• _Goal_
Go through the entries below and retype them exactly, omitting each picture.

--- Start of Dataset excerpts ---

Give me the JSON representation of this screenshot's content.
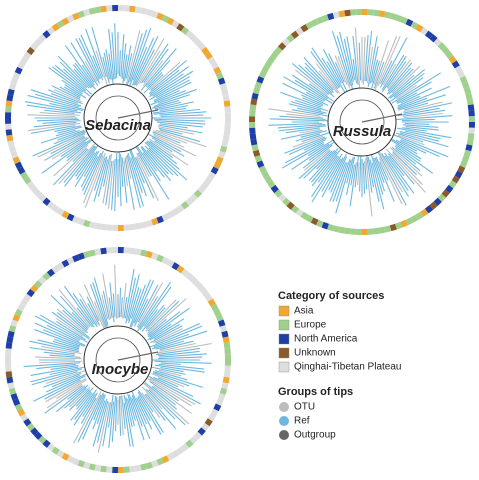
{
  "trees": [
    {
      "label": "Sebacina"
    },
    {
      "label": "Russula"
    },
    {
      "label": "Inocybe"
    }
  ],
  "legend": {
    "sources": {
      "title": "Category of sources",
      "items": [
        {
          "label": "Asia",
          "color": "#f0a830"
        },
        {
          "label": "Europe",
          "color": "#9fd08c"
        },
        {
          "label": "North America",
          "color": "#1f3fa8"
        },
        {
          "label": "Unknown",
          "color": "#8a5a2b"
        },
        {
          "label": "Qinghai-Tibetan Plateau",
          "color": "#dedede"
        }
      ]
    },
    "groups": {
      "title": "Groups of tips",
      "items": [
        {
          "label": "OTU",
          "color": "#bdbdbd"
        },
        {
          "label": "Ref",
          "color": "#6cb8e0"
        },
        {
          "label": "Outgroup",
          "color": "#666666"
        }
      ]
    }
  }
}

--- End of Dataset excerpts ---

• _Output for this task_
Give me the JSON representation of this screenshot's content.
{
  "trees": [
    {
      "label": "Sebacina"
    },
    {
      "label": "Russula"
    },
    {
      "label": "Inocybe"
    }
  ],
  "legend": {
    "sources": {
      "title": "Category of sources",
      "items": [
        {
          "label": "Asia",
          "color": "#f0a830"
        },
        {
          "label": "Europe",
          "color": "#9fd08c"
        },
        {
          "label": "North America",
          "color": "#1f3fa8"
        },
        {
          "label": "Unknown",
          "color": "#8a5a2b"
        },
        {
          "label": "Qinghai-Tibetan Plateau",
          "color": "#dedede"
        }
      ]
    },
    "groups": {
      "title": "Groups of tips",
      "items": [
        {
          "label": "OTU",
          "color": "#bdbdbd"
        },
        {
          "label": "Ref",
          "color": "#6cb8e0"
        },
        {
          "label": "Outgroup",
          "color": "#666666"
        }
      ]
    }
  }
}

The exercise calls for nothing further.